Extracted material →

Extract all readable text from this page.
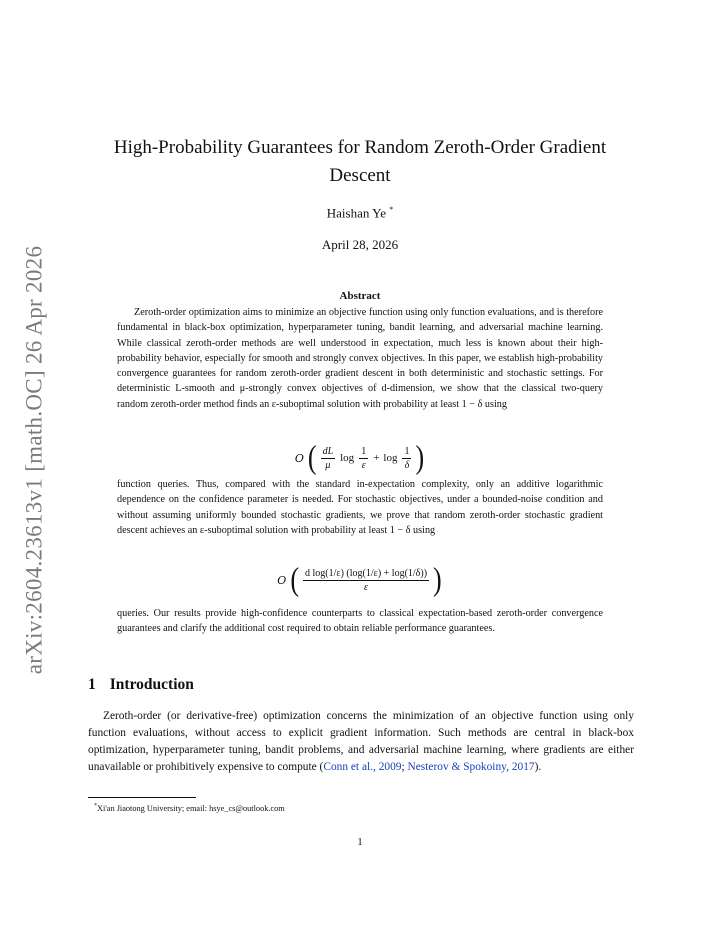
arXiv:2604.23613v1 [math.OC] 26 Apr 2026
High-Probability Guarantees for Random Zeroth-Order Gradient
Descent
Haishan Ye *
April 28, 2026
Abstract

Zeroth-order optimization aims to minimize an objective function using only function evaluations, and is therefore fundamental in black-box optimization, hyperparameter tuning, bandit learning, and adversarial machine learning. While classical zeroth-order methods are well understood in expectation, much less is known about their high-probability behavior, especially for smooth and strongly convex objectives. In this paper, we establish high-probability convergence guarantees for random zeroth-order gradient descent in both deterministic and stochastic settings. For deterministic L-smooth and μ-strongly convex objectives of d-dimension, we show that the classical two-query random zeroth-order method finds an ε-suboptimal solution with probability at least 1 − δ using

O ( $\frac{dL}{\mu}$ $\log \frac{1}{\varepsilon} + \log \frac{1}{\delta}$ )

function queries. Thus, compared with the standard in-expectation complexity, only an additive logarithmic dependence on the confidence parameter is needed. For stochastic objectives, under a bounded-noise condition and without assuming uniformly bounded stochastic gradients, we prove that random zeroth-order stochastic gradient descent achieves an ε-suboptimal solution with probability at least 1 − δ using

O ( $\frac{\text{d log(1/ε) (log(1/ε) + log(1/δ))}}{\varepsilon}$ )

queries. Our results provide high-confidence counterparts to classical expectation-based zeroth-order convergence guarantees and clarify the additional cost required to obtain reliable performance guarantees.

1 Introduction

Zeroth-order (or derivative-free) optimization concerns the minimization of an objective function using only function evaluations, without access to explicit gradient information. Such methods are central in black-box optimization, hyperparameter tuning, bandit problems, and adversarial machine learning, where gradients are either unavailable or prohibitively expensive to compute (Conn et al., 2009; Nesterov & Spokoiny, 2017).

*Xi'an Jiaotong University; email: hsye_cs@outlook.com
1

What is asked → Quote each entry above verbatim and drop the pictures.

Response to the task →
Extract all readable text from this page.
arXiv:2604.23613v1 [math.OC] 26 Apr 2026
High-Probability Guarantees for Random Zeroth-Order Gradient
Descent
Haishan Ye *
April 28, 2026
Abstract

Zeroth-order optimization aims to minimize an objective function using only function evaluations, and is therefore fundamental in black-box optimization, hyperparameter tuning, bandit learning, and adversarial machine learning. While classical zeroth-order methods are well understood in expectation, much less is known about their high-probability behavior, especially for smooth and strongly convex objectives. In this paper, we establish high-probability convergence guarantees for random zeroth-order gradient descent in both deterministic and stochastic settings. For deterministic L-smooth and μ-strongly convex objectives of d-dimension, we show that the classical two-query random zeroth-order method finds an ε-suboptimal solution with probability at least 1 − δ using

O ( $\frac{dL}{\mu}$ $\log \frac{1}{\varepsilon} + \log \frac{1}{\delta}$ )

function queries. Thus, compared with the standard in-expectation complexity, only an additive logarithmic dependence on the confidence parameter is needed. For stochastic objectives, under a bounded-noise condition and without assuming uniformly bounded stochastic gradients, we prove that random zeroth-order stochastic gradient descent achieves an ε-suboptimal solution with probability at least 1 − δ using

O ( $\frac{\text{d log(1/ε) (log(1/ε) + log(1/δ))}}{\varepsilon}$ )

queries. Our results provide high-confidence counterparts to classical expectation-based zeroth-order convergence guarantees and clarify the additional cost required to obtain reliable performance guarantees.

1 Introduction

Zeroth-order (or derivative-free) optimization concerns the minimization of an objective function using only function evaluations, without access to explicit gradient information. Such methods are central in black-box optimization, hyperparameter tuning, bandit problems, and adversarial machine learning, where gradients are either unavailable or prohibitively expensive to compute (Conn et al., 2009; Nesterov & Spokoiny, 2017).

*Xi'an Jiaotong University; email: hsye_cs@outlook.com
1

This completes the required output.